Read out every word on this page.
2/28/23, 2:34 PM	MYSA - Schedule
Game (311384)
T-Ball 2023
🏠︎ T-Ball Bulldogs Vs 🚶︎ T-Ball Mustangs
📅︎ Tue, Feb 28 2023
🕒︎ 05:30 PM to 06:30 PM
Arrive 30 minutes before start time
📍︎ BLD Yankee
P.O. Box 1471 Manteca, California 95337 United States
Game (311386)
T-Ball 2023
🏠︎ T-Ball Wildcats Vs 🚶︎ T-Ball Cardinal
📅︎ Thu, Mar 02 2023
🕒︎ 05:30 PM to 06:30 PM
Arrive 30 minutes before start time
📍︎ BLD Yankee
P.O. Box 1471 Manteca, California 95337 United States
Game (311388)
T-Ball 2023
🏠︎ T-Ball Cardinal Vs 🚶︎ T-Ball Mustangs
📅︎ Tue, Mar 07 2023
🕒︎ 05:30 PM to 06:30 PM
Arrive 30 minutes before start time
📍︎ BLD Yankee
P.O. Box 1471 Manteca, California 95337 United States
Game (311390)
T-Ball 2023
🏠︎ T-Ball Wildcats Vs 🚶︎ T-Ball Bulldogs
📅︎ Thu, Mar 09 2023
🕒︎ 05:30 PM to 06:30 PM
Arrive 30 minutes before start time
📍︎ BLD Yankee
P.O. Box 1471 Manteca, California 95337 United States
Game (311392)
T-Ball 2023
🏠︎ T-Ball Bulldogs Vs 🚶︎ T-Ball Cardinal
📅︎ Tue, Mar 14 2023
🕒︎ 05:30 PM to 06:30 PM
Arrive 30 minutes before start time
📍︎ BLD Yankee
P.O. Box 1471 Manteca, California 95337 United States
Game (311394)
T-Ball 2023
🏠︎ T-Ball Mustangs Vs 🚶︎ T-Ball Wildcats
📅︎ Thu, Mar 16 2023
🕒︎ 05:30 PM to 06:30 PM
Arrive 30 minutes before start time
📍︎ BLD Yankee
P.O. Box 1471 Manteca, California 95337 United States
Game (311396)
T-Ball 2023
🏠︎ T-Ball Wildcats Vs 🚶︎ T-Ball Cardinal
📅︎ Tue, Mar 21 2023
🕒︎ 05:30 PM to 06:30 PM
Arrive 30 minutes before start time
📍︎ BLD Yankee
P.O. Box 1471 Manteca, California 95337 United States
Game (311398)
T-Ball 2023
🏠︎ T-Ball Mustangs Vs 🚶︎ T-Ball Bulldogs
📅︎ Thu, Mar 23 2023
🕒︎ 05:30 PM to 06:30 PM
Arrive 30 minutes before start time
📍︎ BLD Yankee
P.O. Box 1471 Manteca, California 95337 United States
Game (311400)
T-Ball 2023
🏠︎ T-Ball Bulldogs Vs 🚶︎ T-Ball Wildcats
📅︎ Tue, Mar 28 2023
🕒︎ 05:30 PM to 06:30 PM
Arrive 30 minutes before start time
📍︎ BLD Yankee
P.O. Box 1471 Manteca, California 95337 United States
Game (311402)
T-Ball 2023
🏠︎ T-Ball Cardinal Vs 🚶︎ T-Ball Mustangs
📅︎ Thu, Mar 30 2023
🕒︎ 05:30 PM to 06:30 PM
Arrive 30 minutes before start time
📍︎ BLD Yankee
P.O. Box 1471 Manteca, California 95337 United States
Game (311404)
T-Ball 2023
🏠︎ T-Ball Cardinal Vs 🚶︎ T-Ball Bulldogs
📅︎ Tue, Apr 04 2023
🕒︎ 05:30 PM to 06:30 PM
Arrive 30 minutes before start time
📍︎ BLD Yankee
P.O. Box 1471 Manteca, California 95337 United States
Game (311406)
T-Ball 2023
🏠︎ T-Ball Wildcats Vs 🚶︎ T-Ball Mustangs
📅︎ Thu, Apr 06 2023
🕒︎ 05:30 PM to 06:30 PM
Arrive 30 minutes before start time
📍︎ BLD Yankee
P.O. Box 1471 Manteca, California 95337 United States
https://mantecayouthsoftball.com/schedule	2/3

> [WORK TO BE COMPLETED] State how many lines of the records hold the string "Bulldogs", and nothing else.

> [RESPONSE TO THE EXERCISE] 6